> **EXERCISE OBJECTIVE**:
Every line that holds "ECMWF" should be shown.

Records that describe figures:
----------
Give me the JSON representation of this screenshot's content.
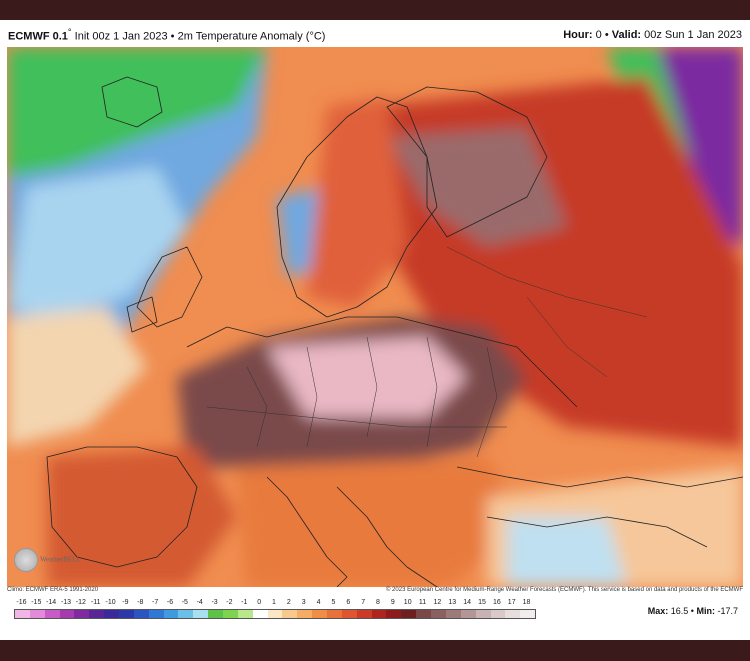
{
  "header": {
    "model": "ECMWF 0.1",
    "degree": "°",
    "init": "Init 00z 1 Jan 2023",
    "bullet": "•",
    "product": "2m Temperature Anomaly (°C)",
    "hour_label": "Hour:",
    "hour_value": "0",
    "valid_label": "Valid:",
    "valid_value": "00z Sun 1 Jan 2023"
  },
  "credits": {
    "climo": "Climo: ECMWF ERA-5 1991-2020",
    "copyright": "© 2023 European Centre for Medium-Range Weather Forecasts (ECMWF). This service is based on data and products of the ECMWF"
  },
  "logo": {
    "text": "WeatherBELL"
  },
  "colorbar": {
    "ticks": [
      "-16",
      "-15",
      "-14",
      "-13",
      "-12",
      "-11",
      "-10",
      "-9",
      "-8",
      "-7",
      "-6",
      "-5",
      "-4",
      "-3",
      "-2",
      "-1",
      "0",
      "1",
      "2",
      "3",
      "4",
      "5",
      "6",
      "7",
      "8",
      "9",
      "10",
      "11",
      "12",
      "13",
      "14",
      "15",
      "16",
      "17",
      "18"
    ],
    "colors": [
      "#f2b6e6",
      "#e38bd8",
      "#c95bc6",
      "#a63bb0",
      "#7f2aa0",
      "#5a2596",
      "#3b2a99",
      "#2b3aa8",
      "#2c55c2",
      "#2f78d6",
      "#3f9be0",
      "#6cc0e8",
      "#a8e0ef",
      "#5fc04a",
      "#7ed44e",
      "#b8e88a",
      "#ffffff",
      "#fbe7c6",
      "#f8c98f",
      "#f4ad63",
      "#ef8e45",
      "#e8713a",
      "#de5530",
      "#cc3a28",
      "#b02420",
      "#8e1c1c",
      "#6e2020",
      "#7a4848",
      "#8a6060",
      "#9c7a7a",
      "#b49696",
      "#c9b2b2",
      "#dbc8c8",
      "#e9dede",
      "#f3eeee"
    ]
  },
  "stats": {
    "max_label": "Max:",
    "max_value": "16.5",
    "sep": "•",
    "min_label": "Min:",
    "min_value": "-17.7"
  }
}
----------
> **SOLUTION TO THIS PROBLEM**:
    "model": "ECMWF 0.1",
    "climo": "Climo: ECMWF ERA-5 1991-2020",
    "copyright": "© 2023 European Centre for Medium-Range Weather Forecasts (ECMWF). This service is based on data and products of the ECMWF"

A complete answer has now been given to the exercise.